- EXERCISE BRIEF
Every line below that holds the string "profile" should be copied out.

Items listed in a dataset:
------

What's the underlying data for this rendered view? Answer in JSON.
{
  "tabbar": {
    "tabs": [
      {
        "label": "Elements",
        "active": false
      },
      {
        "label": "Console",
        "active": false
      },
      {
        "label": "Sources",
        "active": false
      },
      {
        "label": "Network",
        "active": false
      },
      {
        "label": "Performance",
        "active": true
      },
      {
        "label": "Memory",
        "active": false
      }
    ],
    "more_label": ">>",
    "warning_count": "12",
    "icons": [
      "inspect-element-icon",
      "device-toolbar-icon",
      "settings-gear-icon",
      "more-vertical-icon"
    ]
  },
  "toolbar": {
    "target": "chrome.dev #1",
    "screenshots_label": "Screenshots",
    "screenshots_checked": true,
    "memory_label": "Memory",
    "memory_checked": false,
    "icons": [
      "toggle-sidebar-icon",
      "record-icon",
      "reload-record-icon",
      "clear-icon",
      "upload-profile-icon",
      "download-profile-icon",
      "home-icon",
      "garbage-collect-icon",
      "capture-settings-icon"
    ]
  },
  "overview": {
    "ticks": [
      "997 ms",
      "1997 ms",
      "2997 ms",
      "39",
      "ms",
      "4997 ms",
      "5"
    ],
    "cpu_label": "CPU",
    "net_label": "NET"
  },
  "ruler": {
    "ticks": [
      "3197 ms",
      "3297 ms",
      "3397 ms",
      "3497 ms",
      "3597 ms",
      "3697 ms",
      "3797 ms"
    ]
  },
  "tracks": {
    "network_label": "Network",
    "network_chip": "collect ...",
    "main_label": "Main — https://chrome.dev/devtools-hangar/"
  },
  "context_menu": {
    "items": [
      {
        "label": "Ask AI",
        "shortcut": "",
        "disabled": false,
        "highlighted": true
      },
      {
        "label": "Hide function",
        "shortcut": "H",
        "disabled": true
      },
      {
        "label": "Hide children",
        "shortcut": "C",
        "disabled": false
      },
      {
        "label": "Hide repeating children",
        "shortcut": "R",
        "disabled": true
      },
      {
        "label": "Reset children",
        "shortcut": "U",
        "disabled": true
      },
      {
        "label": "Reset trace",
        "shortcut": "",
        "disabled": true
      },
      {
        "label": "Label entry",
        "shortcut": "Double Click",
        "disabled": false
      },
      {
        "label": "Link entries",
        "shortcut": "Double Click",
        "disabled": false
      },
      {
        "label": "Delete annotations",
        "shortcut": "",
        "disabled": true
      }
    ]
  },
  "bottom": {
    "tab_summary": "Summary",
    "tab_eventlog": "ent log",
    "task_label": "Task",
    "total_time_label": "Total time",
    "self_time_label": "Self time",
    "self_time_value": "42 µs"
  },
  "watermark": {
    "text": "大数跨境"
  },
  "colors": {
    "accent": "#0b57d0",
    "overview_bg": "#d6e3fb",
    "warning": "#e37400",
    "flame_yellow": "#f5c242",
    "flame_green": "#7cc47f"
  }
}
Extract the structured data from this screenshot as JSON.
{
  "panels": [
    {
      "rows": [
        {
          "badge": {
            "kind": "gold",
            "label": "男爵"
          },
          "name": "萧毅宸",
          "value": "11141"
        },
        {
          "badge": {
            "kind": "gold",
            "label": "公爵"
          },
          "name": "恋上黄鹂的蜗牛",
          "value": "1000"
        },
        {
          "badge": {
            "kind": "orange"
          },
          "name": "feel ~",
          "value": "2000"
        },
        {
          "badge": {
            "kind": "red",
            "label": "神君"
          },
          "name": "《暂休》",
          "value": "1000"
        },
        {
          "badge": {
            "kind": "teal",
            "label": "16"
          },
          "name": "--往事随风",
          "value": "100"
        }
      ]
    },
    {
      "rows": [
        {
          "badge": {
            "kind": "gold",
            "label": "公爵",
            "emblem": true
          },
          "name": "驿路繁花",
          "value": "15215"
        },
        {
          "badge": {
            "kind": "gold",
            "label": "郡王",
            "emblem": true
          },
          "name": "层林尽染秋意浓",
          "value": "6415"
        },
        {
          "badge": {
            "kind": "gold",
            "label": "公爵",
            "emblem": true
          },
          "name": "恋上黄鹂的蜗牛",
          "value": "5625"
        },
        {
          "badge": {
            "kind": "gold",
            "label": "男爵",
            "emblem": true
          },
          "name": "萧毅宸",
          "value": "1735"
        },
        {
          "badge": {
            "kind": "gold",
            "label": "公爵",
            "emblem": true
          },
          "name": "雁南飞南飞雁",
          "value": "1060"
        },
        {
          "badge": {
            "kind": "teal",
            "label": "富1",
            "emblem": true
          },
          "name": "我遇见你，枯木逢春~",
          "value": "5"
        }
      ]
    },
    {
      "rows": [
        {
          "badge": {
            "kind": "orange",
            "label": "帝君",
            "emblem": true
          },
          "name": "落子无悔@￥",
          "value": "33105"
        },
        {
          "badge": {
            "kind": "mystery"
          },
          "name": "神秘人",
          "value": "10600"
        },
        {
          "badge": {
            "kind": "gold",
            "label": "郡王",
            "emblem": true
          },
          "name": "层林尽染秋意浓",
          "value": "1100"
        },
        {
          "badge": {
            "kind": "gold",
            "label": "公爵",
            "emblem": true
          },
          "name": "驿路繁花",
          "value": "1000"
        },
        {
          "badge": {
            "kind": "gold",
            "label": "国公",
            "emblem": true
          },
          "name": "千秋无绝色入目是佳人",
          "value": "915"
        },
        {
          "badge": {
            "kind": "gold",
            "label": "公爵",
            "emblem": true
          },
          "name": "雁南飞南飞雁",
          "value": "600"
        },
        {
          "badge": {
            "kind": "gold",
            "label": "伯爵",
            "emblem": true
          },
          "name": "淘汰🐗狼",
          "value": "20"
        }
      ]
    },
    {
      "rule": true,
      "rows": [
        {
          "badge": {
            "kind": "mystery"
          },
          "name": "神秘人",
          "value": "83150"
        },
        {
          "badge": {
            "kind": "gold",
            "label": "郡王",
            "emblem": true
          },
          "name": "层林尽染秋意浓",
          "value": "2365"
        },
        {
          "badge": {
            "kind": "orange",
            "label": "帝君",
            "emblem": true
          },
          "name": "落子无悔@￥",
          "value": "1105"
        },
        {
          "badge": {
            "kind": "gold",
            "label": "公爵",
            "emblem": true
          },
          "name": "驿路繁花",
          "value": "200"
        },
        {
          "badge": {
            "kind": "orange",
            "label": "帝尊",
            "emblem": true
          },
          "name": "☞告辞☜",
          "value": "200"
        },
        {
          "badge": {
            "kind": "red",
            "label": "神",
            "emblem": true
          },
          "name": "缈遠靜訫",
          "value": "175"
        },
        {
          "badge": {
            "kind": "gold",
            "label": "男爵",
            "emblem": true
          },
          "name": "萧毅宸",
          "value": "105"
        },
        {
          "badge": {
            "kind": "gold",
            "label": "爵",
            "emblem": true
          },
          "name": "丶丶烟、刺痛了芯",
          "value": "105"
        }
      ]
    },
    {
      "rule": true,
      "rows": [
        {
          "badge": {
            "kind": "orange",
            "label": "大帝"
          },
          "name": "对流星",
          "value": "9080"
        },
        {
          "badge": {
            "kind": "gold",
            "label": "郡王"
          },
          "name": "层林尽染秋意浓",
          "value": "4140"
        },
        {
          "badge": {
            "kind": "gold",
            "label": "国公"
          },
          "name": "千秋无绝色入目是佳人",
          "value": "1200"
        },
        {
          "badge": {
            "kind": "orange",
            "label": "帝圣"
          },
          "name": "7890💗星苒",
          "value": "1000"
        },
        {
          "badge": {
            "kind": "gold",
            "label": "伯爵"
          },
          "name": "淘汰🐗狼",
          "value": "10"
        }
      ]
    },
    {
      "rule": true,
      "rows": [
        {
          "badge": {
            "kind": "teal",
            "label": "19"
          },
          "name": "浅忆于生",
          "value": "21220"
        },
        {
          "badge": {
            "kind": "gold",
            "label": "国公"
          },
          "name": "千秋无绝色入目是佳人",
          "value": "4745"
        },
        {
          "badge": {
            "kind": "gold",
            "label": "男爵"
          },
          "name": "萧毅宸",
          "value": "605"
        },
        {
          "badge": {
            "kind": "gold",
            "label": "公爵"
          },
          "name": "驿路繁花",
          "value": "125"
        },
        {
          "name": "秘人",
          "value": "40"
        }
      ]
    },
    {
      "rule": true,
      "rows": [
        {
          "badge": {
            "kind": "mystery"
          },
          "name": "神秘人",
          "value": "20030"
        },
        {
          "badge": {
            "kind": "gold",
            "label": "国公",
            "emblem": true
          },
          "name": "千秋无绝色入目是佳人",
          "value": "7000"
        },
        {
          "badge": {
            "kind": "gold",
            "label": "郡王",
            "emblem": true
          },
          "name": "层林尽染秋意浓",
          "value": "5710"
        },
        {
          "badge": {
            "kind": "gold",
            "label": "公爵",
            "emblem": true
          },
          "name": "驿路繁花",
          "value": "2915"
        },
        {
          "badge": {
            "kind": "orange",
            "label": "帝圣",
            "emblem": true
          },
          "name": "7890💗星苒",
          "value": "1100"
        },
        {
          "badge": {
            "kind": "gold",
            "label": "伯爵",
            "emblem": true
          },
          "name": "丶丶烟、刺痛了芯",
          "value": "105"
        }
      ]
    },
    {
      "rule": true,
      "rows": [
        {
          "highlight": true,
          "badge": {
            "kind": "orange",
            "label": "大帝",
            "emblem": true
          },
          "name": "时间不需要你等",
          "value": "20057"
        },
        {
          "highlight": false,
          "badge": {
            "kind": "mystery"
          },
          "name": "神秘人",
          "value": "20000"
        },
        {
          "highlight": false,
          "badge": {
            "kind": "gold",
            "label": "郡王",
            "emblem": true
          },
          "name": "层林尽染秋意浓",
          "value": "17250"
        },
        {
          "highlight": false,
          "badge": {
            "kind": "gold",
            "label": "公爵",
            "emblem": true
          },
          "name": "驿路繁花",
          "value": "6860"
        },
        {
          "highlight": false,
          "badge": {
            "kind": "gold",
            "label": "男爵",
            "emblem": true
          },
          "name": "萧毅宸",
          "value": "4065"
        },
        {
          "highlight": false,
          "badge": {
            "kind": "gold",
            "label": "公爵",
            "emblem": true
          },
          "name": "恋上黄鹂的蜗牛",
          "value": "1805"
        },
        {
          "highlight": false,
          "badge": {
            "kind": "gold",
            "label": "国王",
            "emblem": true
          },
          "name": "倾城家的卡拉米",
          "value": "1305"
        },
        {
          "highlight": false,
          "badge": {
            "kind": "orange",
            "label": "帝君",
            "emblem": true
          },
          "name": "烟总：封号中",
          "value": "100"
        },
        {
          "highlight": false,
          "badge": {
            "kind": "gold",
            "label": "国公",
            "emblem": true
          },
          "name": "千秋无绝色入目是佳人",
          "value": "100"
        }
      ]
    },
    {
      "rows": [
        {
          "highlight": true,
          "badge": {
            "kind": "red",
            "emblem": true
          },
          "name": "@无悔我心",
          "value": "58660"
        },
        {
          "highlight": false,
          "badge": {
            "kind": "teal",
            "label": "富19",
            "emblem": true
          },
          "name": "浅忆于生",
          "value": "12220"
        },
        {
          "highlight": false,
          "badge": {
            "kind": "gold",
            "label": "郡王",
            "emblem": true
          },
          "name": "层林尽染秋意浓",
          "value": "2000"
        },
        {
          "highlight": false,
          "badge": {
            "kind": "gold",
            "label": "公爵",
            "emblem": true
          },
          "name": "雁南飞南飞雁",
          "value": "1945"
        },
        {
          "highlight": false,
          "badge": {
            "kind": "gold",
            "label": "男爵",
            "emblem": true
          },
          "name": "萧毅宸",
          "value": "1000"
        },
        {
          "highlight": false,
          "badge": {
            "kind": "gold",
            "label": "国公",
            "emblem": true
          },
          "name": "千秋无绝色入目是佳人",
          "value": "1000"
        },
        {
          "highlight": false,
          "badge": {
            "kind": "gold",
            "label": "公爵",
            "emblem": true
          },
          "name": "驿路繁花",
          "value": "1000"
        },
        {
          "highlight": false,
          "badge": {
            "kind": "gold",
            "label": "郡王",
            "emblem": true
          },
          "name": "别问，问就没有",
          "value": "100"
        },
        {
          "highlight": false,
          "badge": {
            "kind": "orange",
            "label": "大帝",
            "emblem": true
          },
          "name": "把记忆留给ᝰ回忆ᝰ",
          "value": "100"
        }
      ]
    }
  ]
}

------

- CORRECT OUTPUT
      "upload-profile-icon",
      "download-profile-icon",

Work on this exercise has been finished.